§ TASK INSTRUCTIONS: Leave out all pictures and give back precisely the lines from the line with "Give me the" to the line with "Parse this screenshot: output", including those two lines.

§ DATASET CONTENT:
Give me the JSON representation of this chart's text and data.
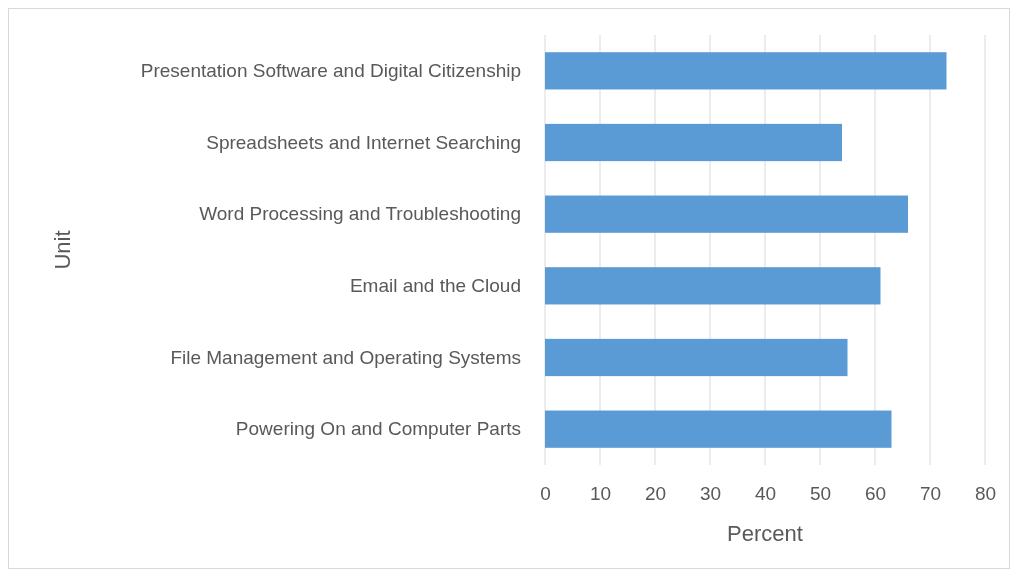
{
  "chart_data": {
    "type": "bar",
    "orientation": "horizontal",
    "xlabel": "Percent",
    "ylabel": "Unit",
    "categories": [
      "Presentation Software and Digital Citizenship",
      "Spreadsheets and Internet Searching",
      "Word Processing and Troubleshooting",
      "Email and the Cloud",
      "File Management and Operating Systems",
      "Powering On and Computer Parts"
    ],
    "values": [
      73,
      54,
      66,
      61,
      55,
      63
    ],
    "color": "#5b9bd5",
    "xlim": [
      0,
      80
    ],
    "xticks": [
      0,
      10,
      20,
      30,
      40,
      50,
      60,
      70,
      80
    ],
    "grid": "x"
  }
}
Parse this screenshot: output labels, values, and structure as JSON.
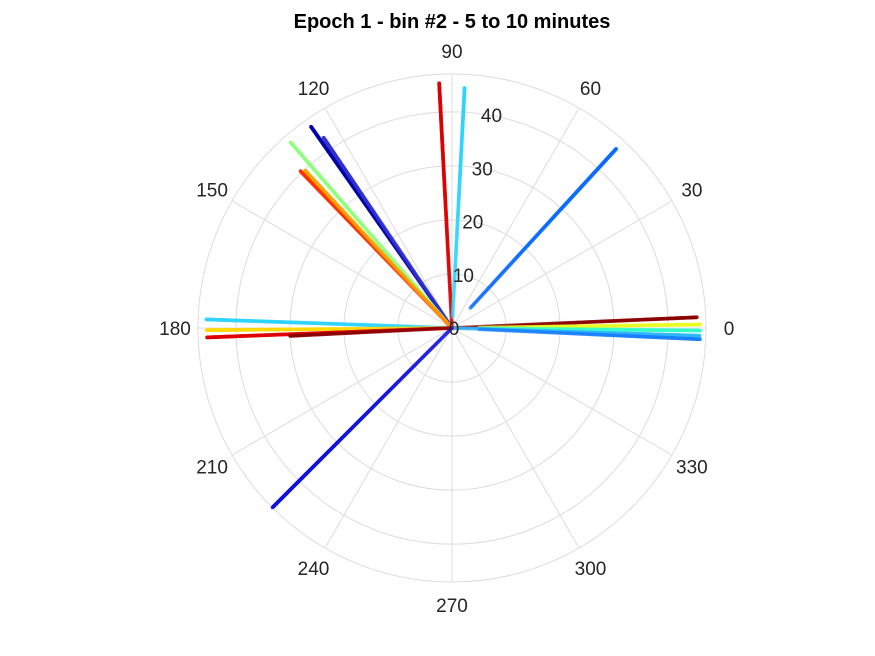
==
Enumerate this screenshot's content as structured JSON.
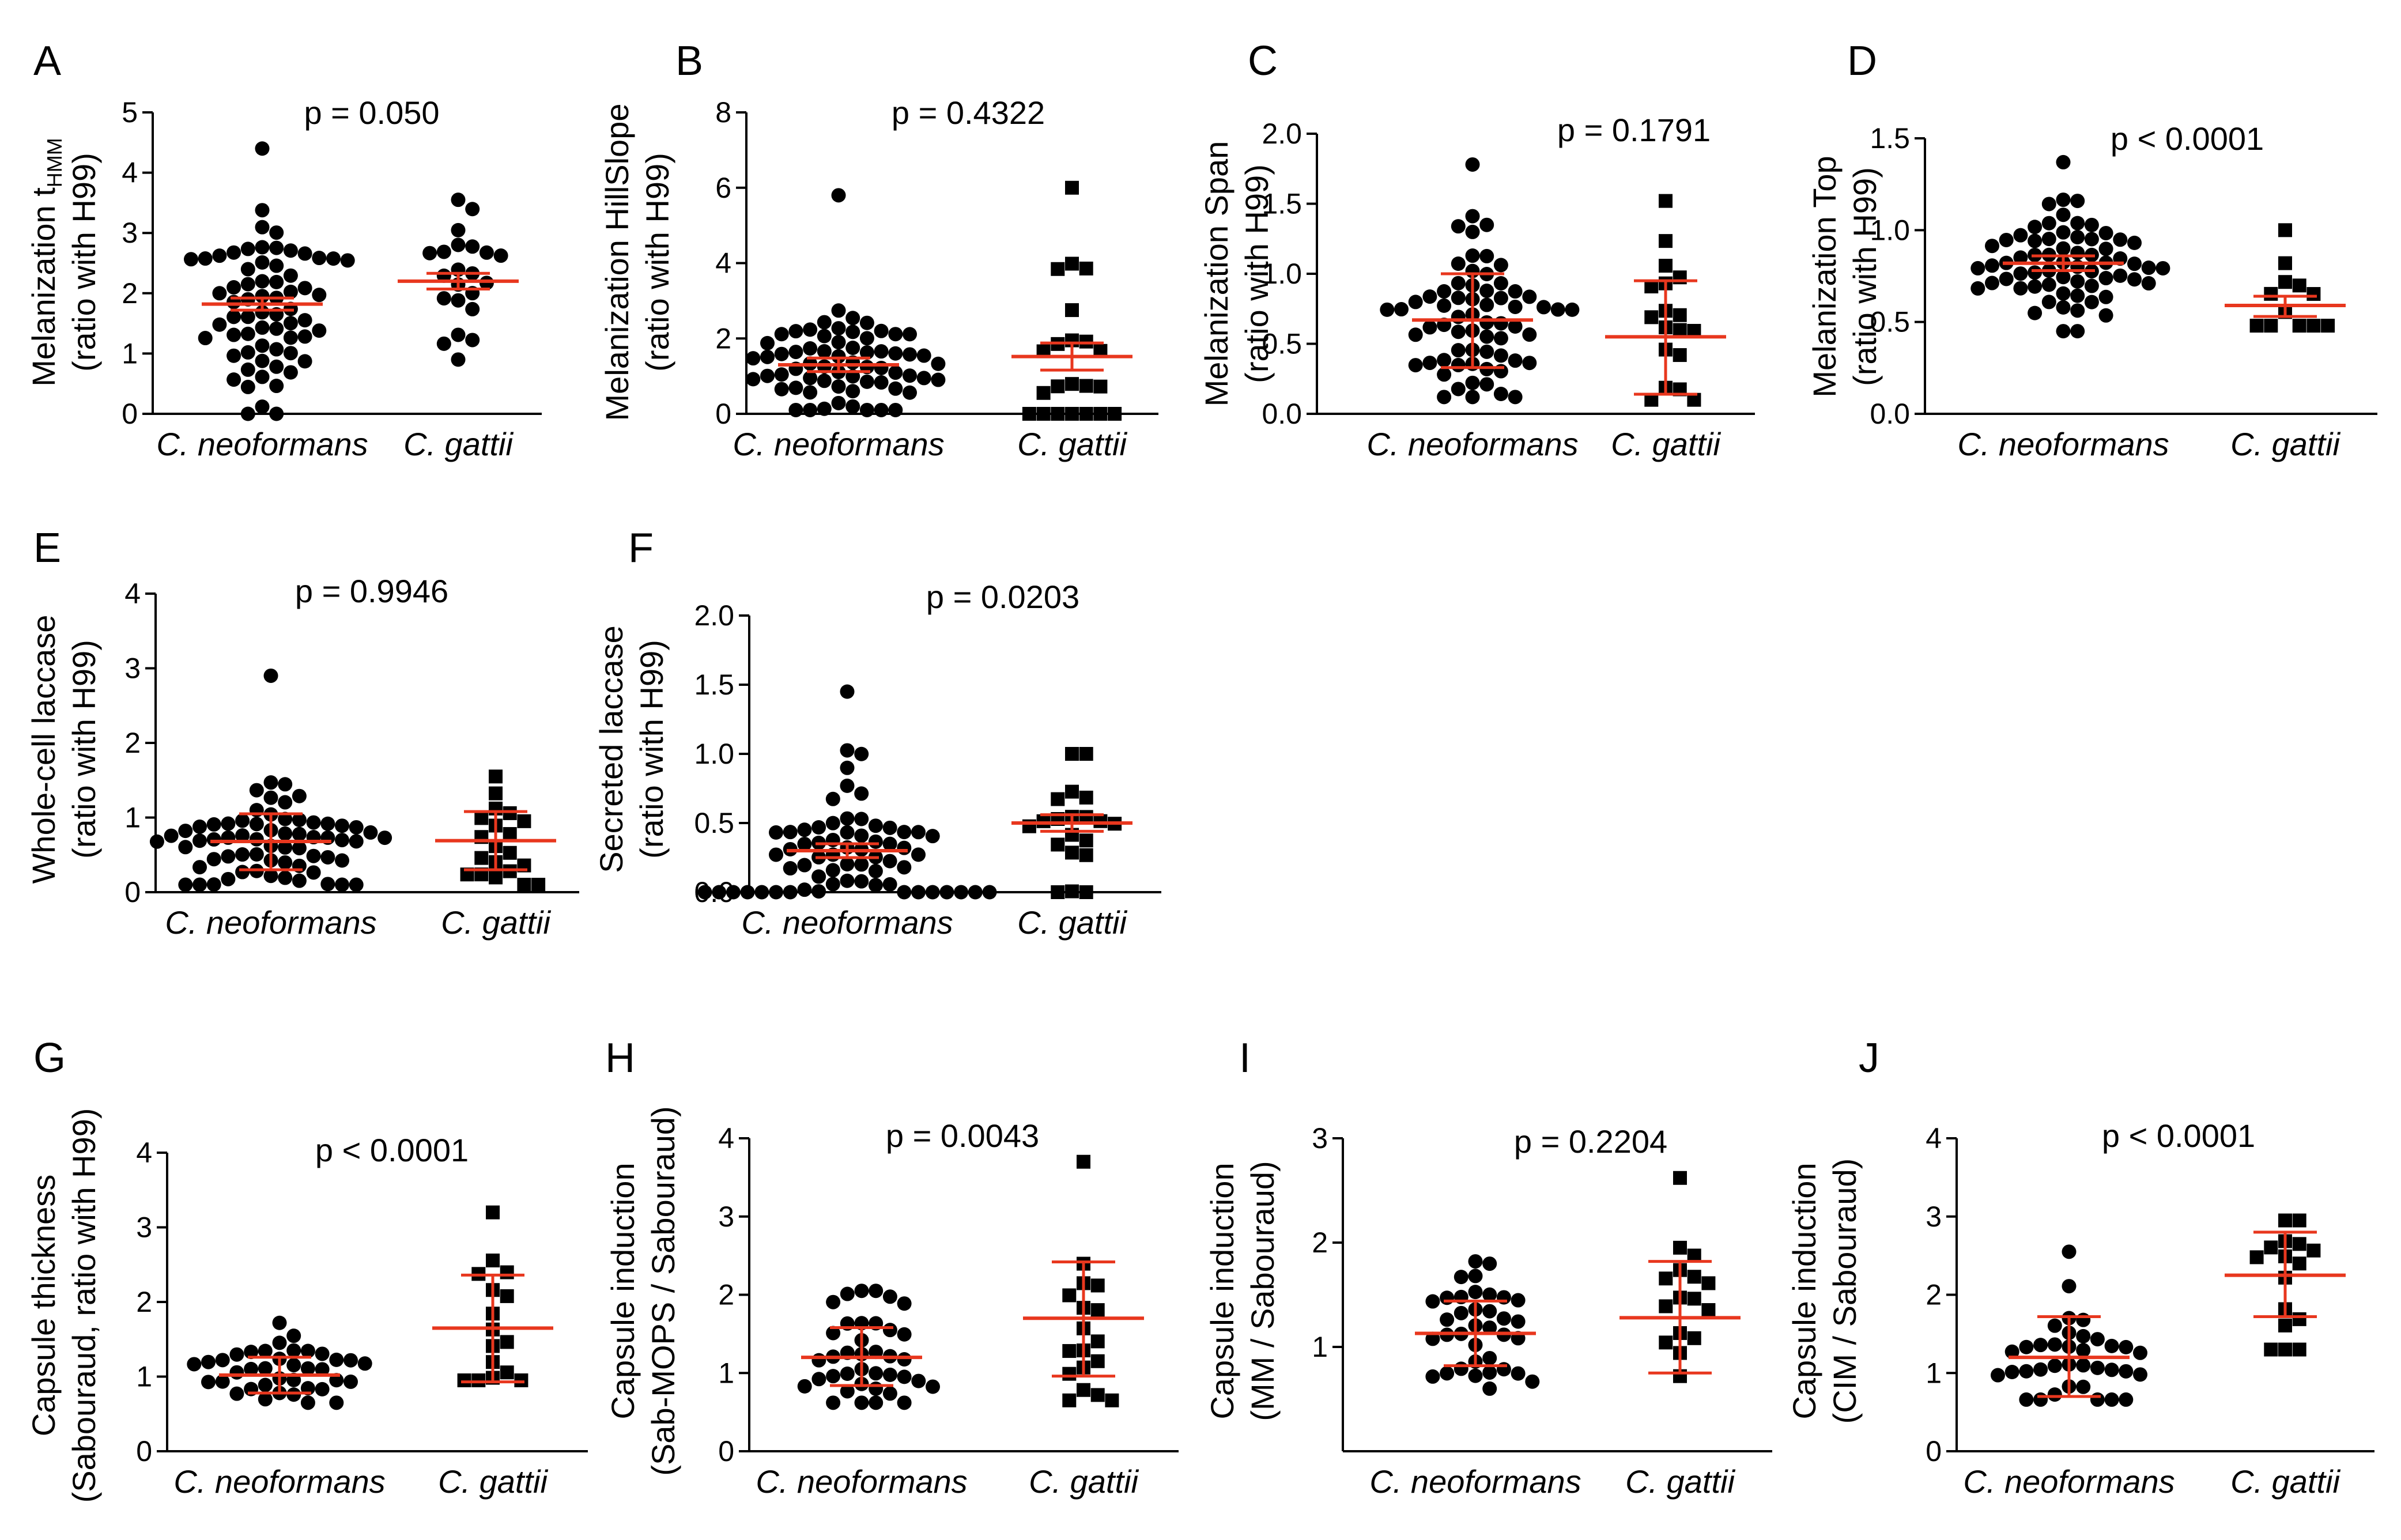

§ FINAL RESULT:
Give me the JSON representation of this chart's text and data.
{
  "chart_data": {
    "type": "bar",
    "orientation": "horizontal",
    "xlabel": "Percent",
    "ylabel": "Unit",
    "categories": [
      "Presentation Software and Digital Citizenship",
      "Spreadsheets and Internet Searching",
      "Word Processing and Troubleshooting",
      "Email and the Cloud",
      "File Management and Operating Systems",
      "Powering On and Computer Parts"
    ],
    "values": [
      73,
      54,
      66,
      61,
      55,
      63
    ],
    "color": "#5b9bd5",
    "xlim": [
      0,
      80
    ],
    "xticks": [
      0,
      10,
      20,
      30,
      40,
      50,
      60,
      70,
      80
    ],
    "grid": "x"
  }
}
Parse this screenshot: output labels, values, and structure as JSON.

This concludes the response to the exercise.